Work to be completed –
Search the records below for the word "органами" and show every line where it occurs.

==============================

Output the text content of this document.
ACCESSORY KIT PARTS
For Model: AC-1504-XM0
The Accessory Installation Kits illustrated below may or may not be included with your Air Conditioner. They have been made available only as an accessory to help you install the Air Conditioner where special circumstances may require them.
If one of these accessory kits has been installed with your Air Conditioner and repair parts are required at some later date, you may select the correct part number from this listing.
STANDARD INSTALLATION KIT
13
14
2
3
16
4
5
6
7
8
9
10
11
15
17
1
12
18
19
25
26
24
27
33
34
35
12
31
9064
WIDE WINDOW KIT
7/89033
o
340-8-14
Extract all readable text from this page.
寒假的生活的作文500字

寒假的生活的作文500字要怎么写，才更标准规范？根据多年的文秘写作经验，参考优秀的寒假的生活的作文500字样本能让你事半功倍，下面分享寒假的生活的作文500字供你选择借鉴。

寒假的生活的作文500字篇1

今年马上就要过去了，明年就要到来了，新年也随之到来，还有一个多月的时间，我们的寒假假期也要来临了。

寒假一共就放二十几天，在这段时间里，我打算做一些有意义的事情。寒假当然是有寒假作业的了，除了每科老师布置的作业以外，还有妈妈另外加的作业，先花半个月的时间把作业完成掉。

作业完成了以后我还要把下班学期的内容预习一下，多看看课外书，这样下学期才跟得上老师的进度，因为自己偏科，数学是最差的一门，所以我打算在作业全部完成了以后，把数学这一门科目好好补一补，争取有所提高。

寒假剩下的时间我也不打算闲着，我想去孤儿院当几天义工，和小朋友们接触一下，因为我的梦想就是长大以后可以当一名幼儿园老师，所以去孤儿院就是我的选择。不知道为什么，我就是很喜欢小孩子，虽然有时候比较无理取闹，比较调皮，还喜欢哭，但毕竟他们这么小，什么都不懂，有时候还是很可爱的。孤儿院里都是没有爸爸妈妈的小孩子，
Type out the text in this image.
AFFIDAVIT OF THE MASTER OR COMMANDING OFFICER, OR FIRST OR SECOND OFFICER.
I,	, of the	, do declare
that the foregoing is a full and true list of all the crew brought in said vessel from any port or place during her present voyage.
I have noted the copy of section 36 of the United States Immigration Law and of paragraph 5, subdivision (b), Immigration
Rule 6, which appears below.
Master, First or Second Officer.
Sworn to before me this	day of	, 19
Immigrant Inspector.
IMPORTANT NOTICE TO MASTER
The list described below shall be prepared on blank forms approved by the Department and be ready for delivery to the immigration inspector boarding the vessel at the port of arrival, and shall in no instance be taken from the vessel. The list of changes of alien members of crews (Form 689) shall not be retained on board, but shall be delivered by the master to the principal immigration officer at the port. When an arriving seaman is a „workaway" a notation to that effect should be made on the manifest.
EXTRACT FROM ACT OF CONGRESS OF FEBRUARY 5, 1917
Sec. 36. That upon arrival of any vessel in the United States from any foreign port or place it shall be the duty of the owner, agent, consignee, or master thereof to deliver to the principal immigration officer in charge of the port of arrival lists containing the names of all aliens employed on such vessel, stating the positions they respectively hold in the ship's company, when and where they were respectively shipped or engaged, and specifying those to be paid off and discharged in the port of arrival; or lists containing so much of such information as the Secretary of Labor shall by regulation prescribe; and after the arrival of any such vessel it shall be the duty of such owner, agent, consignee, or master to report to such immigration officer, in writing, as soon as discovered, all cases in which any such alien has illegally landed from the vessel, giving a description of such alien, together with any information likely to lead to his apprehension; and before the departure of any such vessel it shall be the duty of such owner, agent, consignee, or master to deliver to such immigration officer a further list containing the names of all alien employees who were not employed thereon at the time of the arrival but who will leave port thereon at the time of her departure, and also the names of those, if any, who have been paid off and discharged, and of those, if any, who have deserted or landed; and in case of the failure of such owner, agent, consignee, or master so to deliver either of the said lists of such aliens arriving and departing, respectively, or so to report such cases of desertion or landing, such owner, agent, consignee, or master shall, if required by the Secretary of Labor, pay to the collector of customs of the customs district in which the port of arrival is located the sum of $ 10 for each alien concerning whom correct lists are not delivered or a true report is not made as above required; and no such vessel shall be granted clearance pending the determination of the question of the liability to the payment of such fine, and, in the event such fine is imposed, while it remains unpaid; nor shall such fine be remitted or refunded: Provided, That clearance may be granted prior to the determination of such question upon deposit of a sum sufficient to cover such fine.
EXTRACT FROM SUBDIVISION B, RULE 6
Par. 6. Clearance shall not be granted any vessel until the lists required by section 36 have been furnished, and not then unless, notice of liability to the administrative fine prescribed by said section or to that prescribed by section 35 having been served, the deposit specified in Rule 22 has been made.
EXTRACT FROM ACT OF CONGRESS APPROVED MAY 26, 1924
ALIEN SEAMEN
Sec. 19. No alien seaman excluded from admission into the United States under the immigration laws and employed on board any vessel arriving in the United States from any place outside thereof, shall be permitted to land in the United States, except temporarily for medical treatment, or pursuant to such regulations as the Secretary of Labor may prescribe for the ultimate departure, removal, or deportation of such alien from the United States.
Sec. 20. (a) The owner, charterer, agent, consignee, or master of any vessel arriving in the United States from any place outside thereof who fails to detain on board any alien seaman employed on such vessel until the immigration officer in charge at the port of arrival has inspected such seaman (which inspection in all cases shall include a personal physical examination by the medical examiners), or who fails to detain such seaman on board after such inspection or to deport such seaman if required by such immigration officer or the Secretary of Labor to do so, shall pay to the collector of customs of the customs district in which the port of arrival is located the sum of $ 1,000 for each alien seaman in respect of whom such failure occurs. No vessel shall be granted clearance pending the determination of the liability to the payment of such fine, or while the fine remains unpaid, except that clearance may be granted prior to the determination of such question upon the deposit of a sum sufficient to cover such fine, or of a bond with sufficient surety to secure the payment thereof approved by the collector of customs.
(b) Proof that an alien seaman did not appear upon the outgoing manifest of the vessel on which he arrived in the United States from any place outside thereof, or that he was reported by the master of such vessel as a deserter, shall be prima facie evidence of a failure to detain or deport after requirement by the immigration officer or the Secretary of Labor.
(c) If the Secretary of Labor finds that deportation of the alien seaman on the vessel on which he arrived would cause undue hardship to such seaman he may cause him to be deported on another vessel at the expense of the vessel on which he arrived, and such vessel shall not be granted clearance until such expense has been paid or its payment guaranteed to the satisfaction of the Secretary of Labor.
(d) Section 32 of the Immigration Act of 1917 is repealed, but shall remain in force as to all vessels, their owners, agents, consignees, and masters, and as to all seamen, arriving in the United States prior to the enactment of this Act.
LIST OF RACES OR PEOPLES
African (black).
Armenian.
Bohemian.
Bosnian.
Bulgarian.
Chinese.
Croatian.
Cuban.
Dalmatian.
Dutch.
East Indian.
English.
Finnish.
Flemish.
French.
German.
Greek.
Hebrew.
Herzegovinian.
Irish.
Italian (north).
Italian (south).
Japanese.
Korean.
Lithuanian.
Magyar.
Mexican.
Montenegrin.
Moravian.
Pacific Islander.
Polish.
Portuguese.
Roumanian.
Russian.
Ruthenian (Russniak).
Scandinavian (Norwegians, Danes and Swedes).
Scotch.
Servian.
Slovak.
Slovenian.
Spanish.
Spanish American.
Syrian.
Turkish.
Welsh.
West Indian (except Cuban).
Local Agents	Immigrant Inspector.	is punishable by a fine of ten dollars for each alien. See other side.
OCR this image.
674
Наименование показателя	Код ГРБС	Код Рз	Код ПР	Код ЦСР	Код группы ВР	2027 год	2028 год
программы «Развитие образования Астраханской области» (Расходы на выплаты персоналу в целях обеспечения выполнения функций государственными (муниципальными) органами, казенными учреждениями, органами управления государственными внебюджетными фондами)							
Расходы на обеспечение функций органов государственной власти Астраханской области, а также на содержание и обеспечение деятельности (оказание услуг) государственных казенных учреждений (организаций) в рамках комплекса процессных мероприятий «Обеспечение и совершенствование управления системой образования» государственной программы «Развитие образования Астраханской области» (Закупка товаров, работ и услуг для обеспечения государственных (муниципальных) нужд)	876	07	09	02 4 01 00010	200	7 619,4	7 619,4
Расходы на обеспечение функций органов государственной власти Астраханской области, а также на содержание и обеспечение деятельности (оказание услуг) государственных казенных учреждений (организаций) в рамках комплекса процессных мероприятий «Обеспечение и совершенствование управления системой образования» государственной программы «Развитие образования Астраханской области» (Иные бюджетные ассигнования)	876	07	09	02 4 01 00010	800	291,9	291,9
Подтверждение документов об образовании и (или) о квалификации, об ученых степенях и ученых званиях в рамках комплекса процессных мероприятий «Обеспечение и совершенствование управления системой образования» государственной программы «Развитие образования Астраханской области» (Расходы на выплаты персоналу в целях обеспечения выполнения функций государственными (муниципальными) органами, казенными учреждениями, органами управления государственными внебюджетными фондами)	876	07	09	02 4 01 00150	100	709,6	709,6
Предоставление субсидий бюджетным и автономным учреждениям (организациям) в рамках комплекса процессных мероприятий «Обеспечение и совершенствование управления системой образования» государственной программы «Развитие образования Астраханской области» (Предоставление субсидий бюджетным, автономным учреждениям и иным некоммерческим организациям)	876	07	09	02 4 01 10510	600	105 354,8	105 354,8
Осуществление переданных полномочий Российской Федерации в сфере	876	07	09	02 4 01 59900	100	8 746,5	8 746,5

==============================

Answer below –
программы «Развитие образования Астраханской области» (Расходы на выплаты персоналу в целях обеспечения выполнения функций государственными (муниципальными) органами, казенными учреждениями, органами управления государственными внебюджетными фондами)							
Подтверждение документов об образовании и (или) о квалификации, об ученых степенях и ученых званиях в рамках комплекса процессных мероприятий «Обеспечение и совершенствование управления системой образования» государственной программы «Развитие образования Астраханской области» (Расходы на выплаты персоналу в целях обеспечения выполнения функций государственными (муниципальными) органами, казенными учреждениями, органами управления государственными внебюджетными фондами)	876	07	09	02 4 01 00150	100	709,6	709,6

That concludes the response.